Task => Narrow the data below down to the lines containing "Vitamin".

Exercise material =>
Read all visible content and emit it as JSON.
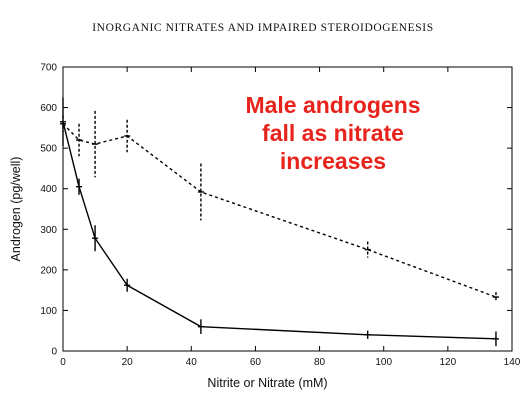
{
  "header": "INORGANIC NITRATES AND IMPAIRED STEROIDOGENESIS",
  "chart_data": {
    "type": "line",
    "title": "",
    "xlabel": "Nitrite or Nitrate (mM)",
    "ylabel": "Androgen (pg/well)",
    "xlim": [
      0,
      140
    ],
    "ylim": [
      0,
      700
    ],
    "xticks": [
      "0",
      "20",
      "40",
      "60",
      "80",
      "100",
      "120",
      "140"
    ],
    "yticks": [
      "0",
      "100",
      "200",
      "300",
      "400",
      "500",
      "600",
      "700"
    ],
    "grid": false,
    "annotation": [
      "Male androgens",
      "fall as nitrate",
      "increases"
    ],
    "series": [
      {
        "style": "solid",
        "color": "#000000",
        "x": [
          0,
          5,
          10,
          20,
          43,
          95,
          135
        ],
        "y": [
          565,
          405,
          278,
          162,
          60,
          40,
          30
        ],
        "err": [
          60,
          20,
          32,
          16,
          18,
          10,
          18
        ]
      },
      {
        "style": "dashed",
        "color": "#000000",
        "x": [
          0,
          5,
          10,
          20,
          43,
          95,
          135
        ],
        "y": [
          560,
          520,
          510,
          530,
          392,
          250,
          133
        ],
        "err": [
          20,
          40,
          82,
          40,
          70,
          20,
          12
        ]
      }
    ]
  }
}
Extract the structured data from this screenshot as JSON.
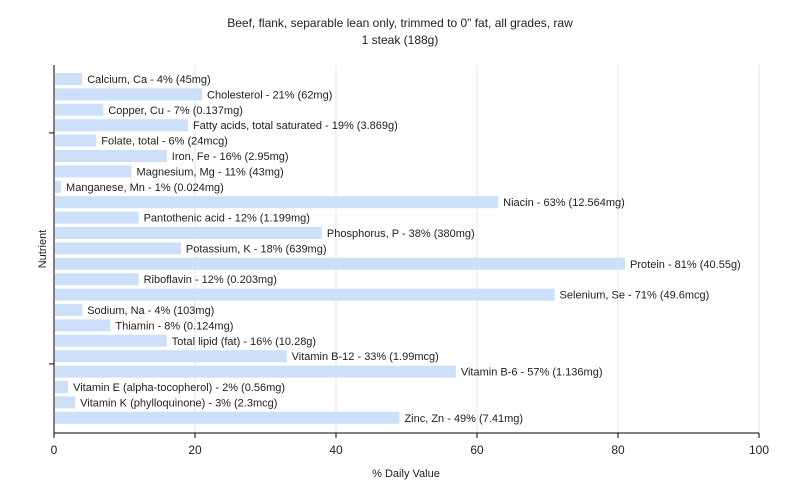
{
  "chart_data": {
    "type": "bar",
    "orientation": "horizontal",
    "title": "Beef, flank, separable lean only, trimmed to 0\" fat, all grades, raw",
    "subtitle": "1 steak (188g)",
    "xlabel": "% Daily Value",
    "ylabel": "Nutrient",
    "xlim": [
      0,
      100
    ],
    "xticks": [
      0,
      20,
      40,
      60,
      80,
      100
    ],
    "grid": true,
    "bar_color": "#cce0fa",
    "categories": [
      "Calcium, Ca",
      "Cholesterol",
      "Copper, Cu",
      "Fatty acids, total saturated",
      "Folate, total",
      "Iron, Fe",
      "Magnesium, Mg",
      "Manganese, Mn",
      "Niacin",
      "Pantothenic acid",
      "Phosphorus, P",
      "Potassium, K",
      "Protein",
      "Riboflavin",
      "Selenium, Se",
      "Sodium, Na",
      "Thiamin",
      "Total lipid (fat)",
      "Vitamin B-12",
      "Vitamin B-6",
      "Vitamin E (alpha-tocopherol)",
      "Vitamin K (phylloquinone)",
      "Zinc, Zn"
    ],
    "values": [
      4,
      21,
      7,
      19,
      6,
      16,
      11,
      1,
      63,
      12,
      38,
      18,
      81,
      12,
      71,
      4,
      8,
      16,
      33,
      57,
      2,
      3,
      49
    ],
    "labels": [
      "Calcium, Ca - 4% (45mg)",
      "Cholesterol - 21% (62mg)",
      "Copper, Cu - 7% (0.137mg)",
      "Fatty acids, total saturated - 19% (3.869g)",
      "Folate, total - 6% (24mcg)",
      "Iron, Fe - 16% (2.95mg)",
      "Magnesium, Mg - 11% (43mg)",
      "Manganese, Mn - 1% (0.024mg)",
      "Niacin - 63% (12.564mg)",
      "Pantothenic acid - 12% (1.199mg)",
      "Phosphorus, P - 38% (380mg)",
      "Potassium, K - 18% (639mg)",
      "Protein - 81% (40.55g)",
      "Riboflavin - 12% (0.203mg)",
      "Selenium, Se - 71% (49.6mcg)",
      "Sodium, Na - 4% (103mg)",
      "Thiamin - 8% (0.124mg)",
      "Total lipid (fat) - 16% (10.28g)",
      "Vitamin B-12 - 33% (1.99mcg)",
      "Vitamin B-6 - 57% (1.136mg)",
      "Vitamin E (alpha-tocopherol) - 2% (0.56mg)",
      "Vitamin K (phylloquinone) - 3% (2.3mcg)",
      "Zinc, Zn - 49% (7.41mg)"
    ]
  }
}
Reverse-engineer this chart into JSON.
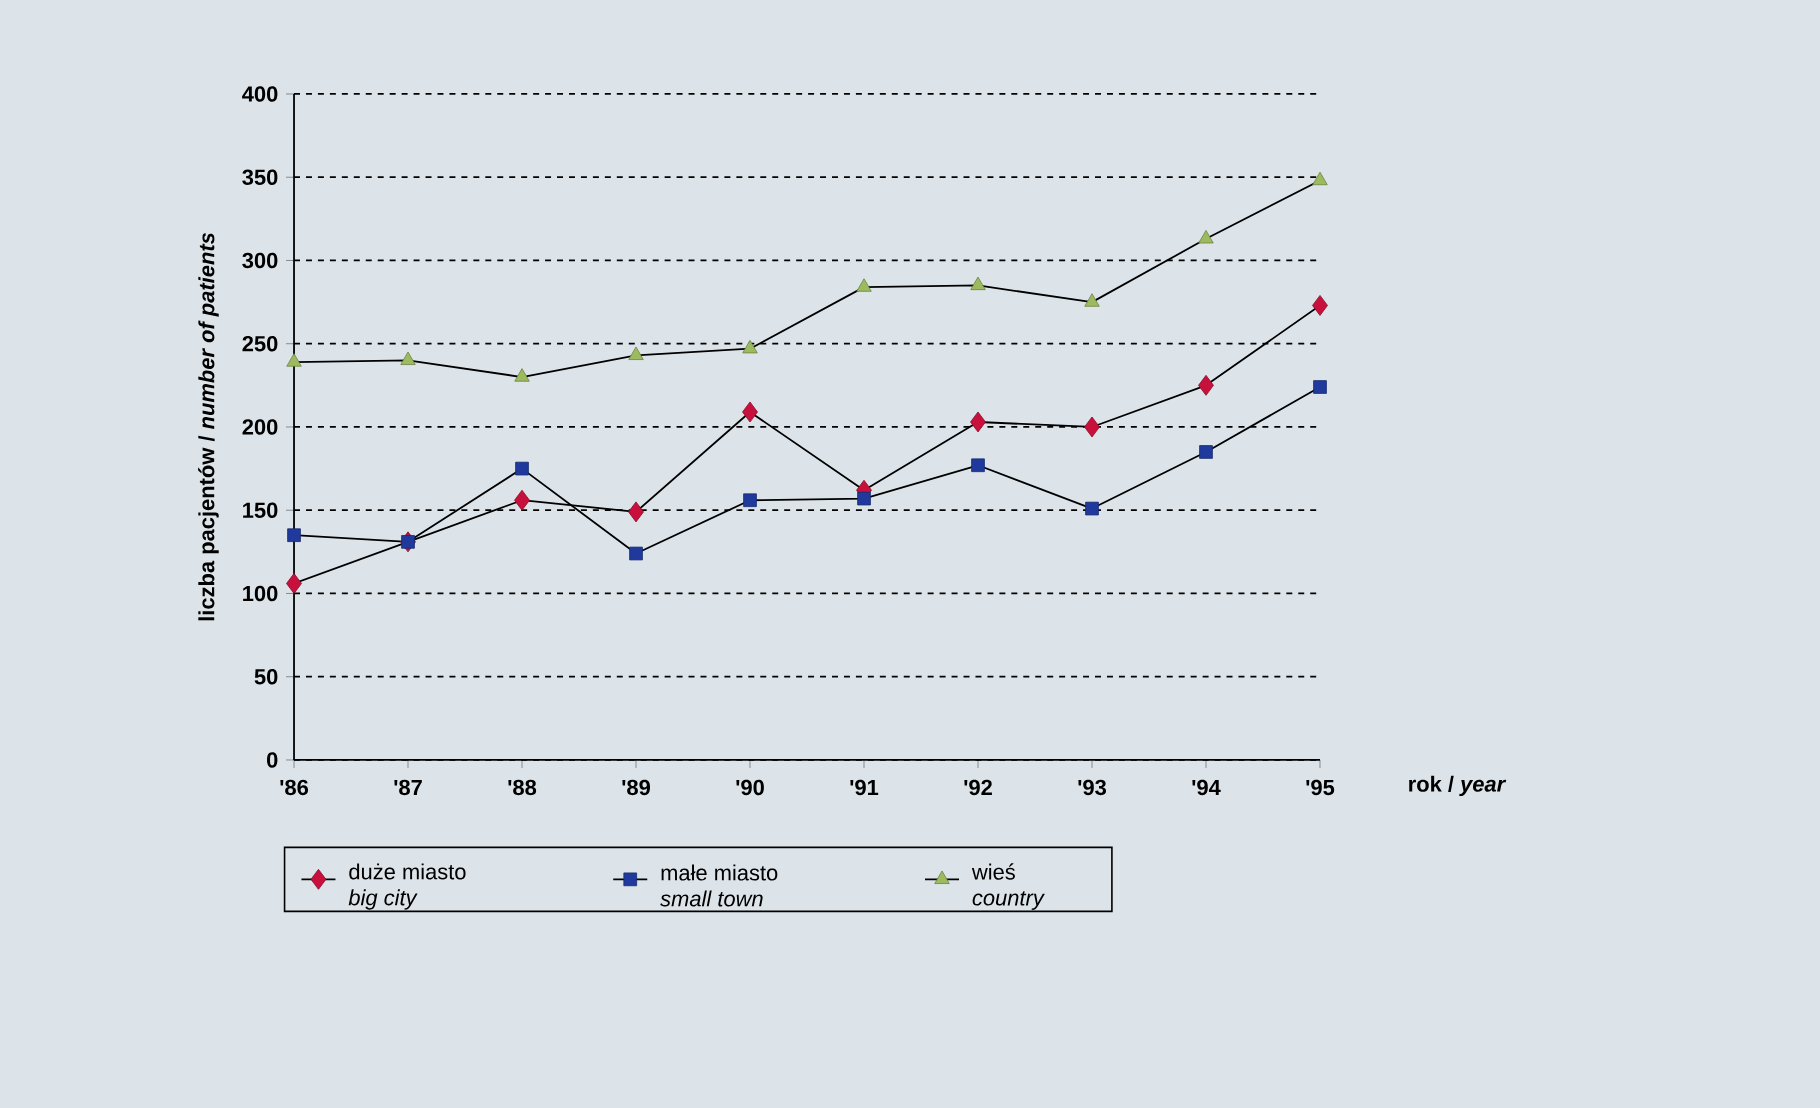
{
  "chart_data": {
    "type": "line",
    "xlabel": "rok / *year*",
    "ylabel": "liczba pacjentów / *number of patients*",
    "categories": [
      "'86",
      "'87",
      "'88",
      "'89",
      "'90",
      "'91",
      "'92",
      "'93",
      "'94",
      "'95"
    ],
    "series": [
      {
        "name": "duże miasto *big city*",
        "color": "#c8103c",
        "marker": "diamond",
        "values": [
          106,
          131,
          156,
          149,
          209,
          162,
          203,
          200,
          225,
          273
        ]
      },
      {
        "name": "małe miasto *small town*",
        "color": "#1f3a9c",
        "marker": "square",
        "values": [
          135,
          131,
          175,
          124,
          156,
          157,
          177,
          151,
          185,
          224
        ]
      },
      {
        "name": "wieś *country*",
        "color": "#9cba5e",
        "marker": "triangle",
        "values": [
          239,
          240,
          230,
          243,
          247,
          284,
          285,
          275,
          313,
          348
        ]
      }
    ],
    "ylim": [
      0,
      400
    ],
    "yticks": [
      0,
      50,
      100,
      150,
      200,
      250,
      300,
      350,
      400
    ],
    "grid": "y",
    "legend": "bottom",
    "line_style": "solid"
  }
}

Task output =>
      "Vitamin B-12",
      "Vitamin B-6",
      "Vitamin E (alpha-tocopherol)",
      "Vitamin K (phylloquinone)",
      "Vitamin B-12 - 33% (1.99mcg)",
      "Vitamin B-6 - 57% (1.136mg)",
      "Vitamin E (alpha-tocopherol) - 2% (0.56mg)",
      "Vitamin K (phylloquinone) - 3% (2.3mcg)",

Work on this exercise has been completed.